======== GIVEN ENTRIES ========
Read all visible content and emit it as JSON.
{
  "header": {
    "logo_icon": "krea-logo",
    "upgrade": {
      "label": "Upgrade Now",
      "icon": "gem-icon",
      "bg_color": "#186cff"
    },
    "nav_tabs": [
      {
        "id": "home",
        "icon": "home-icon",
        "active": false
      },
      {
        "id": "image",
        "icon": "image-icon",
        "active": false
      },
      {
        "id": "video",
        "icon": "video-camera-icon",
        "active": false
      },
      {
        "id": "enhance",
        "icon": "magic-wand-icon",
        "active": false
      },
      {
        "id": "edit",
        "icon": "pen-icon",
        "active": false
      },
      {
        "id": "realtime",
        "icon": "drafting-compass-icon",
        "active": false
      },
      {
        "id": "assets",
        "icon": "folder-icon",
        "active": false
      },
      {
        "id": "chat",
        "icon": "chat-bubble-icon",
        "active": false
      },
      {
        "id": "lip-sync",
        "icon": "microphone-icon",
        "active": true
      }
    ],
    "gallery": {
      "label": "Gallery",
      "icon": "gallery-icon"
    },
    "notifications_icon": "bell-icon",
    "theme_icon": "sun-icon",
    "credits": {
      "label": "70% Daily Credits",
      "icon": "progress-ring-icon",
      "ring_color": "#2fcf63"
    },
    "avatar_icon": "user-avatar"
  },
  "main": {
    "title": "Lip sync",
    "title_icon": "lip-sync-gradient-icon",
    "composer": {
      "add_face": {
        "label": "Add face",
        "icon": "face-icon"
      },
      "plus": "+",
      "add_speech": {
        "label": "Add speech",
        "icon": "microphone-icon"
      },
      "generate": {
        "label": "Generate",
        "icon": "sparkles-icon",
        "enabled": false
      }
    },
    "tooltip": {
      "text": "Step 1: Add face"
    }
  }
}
========
Search the data above for lines holding "microphone" and copy each of them.

### CORRECT RESPONSE
        "icon": "microphone-icon",
        "icon": "microphone-icon"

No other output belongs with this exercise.